The world is currently experiencing an explosive growth in the amount of data being generated. This is a trend expected to accelerate as new technologies are implemented at wider scales. Prime examples include the next generation of wireless communication in the form of 5G, the expanding fields of artificial intelligence and machine learning, the Internet of Things (Iot), cryptocurrency, virtual reality, and even fields such as the automotive industry. Throughout 2021, it is expected that 44 trillion gigabytes of data (44 zettabytes) will be generated. It’s estimated that 1.7MB of data will be created every second for every person on earth1. This massive amount of data needs to be stored, accessed, and analyzed at faster speeds than ever—requiring systems with greater bandwidth, storage density, and overall performance.

FASTER MEMORY NEEDED TO DRIVE PERFORMANCE

As a counterpart to increased data generation, performance increases have been demanded of memory to store, transfer, and manipulate all this information. A major bottleneck of this process is the speed at which memory can access and transfer data. Slower memory access times can cause a drag on overall system performance, and the data throughput itself is limited by the memory’s transfer rate. A historically dominant form of high performance, quick access memory, has been Double Data Rate Synchronous Dynamic Random Access Memory (DDR SDRAM). Originally introduced as a standard in the 1990s, it developed extremely quickly, with 2014 introducing the fourth generation of the standard – DDR4. DDR4 is a memory interface that initially operated at data transfer rates of 1600 MT/s, eventually reaching speeds of 3200 MT/s as the standard reached maturity. While this was sufficient when computer processors had only eight cores, the introduction of multi-core processors using between 28 and 64 cores today (and promises of 80 and 96 cores on the horizon) make it clear that moving forward we need higher memory performance than what DDR4 can provide.

To help meet this need, the industry is transitioning from DDR4 to the next generation of the DDR memory standard – DDR5. DDR5 is poised to become a dominant and fast-growing successor to its previous iterations. Picking up where DDR4 left off, DDR5 will initially provide transfer speeds of 3,200 MT/s, up to 6,400 MT/s, and is predicted to scale all the way up to 8,400 MT/s in the future.

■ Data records
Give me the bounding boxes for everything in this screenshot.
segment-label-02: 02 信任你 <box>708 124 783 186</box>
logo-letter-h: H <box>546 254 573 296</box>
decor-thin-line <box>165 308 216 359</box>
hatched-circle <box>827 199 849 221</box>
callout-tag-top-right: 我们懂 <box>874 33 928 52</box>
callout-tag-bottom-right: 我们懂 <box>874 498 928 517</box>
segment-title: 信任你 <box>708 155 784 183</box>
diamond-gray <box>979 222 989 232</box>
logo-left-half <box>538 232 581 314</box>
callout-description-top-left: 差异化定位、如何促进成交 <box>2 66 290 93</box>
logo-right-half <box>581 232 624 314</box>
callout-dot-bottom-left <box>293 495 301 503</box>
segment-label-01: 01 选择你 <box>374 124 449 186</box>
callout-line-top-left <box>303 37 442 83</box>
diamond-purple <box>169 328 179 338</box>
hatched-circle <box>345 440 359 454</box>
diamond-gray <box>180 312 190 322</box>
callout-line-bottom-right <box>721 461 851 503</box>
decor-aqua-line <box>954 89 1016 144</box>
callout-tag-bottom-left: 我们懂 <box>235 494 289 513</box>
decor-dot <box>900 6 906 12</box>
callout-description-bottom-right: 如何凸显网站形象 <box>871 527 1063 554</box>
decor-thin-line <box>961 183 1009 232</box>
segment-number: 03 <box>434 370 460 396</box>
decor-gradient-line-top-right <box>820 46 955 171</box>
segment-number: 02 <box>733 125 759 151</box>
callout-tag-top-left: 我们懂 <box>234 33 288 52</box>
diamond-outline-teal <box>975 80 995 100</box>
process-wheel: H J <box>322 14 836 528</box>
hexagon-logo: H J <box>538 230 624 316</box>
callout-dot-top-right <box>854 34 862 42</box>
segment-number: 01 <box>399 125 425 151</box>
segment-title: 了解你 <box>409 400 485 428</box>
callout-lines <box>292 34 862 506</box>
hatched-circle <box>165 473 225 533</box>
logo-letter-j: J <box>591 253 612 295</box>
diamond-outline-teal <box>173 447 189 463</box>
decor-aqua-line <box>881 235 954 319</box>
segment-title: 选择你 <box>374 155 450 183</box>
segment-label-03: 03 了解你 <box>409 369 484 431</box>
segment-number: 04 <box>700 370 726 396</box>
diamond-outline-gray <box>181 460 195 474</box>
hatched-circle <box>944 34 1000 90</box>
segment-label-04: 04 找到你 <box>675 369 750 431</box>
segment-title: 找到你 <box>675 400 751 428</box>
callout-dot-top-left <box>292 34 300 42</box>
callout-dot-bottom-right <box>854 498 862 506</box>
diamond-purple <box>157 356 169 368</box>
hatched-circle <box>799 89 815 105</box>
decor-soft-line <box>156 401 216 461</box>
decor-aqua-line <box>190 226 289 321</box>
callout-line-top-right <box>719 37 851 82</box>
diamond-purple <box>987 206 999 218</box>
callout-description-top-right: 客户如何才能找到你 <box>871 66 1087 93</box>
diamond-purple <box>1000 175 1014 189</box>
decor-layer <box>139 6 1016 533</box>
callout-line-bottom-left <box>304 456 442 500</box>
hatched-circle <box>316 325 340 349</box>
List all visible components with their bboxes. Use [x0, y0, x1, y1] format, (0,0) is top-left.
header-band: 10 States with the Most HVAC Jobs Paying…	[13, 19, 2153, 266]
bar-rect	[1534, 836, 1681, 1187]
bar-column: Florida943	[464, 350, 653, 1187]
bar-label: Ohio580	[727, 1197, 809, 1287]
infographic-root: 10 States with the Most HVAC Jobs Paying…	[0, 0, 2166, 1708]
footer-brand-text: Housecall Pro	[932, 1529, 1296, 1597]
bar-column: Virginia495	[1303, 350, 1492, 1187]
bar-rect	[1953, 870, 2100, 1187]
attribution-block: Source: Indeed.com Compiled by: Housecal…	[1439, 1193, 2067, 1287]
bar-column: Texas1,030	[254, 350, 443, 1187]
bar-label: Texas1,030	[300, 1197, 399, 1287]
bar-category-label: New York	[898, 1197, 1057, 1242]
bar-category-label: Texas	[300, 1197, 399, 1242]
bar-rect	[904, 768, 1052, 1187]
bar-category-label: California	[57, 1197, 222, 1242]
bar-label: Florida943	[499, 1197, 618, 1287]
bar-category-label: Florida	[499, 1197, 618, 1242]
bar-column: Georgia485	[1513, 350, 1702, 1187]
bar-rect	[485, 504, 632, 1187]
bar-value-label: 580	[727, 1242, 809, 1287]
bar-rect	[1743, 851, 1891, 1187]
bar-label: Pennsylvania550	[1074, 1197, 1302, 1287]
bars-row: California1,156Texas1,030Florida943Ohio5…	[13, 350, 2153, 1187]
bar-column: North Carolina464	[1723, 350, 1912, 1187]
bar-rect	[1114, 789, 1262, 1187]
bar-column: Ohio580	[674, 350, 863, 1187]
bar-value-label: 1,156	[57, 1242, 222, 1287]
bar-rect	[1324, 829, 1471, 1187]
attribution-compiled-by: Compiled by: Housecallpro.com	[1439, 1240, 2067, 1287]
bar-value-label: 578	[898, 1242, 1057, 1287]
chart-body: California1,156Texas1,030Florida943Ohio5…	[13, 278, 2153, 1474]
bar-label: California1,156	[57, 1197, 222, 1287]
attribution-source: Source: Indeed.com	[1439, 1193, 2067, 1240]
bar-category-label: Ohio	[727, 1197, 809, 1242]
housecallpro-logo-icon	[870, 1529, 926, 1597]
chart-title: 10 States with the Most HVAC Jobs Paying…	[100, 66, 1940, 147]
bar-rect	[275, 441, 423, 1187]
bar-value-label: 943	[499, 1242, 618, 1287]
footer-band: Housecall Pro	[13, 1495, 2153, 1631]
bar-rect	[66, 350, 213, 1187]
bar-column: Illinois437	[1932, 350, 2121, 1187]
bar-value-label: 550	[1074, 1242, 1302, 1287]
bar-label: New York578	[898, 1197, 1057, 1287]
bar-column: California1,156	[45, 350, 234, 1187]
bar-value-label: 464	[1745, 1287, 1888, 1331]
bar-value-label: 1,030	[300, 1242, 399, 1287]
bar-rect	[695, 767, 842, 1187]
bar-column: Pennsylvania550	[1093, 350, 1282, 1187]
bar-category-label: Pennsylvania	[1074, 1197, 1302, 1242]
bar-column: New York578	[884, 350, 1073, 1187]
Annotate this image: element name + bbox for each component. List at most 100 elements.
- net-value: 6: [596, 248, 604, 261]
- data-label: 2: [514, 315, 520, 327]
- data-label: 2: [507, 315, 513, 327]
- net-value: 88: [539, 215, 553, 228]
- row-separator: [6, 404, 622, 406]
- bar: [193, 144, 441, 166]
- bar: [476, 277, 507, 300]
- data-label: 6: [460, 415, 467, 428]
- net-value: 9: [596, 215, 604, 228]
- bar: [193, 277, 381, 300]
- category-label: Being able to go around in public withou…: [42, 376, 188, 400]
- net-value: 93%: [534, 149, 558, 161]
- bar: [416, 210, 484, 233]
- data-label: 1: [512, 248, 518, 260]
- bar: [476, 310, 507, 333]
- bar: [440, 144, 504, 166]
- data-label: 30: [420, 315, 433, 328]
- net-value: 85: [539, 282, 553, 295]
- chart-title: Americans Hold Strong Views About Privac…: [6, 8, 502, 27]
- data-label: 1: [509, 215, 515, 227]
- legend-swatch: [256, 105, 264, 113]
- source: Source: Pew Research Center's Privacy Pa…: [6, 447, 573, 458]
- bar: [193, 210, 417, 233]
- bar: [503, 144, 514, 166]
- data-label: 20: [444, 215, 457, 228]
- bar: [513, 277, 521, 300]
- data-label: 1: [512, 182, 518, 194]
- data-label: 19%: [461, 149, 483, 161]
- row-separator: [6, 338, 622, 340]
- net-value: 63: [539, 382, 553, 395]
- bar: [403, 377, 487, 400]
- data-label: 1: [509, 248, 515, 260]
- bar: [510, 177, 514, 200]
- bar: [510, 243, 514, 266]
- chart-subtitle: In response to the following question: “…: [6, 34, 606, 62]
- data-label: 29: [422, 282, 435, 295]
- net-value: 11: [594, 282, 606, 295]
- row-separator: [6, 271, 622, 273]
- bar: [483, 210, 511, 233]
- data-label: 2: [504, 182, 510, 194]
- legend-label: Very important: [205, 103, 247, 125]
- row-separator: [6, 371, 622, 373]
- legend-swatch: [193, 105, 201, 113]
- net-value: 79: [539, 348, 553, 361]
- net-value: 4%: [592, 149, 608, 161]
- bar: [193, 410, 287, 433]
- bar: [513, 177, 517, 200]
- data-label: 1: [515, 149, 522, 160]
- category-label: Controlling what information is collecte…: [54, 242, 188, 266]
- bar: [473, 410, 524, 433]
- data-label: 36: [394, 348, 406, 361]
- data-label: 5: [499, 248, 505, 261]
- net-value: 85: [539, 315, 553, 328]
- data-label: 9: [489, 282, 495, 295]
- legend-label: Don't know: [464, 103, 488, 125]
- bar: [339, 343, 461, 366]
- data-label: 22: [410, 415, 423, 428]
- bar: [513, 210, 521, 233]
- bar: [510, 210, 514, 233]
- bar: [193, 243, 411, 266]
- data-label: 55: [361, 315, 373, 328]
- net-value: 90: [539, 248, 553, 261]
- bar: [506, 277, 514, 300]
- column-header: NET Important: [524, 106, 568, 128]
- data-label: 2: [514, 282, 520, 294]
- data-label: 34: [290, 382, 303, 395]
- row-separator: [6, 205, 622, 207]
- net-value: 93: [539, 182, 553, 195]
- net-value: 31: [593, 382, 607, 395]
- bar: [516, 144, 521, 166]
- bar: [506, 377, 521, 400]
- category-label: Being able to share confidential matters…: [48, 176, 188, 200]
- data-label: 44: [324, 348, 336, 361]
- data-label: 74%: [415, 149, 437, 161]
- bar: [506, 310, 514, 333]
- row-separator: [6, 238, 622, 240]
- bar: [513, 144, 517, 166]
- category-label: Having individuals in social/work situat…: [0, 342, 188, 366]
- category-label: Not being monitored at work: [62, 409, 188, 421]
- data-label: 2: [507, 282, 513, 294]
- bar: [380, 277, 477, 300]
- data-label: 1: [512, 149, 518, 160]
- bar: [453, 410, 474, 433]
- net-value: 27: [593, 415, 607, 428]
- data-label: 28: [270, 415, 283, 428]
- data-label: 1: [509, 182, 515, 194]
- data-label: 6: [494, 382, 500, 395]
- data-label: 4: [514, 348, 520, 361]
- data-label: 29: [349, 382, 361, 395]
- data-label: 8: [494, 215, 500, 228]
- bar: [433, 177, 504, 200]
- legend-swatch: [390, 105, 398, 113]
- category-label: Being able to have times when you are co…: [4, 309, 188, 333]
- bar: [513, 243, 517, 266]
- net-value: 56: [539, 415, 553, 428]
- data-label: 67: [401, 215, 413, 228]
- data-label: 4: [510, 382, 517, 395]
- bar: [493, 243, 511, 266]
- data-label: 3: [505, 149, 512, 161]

■ Requirement
Summarize the passage on data growth and DDR memory in two sentences. The records were taken from a separate source and are unrelated to the passage.

■ Task output
The amount of data being generated is growing explosively, with 44 zettabytes expected in 2021, and this data must be stored, accessed, and analyzed at faster speeds than ever. Because processors now using 28 to 64 cores need higher memory performance than DDR4 can provide, the industry is transitioning to DDR5, which will initially provide 3,200 to 6,400 MT/s and is predicted to reach 8,400 MT/s.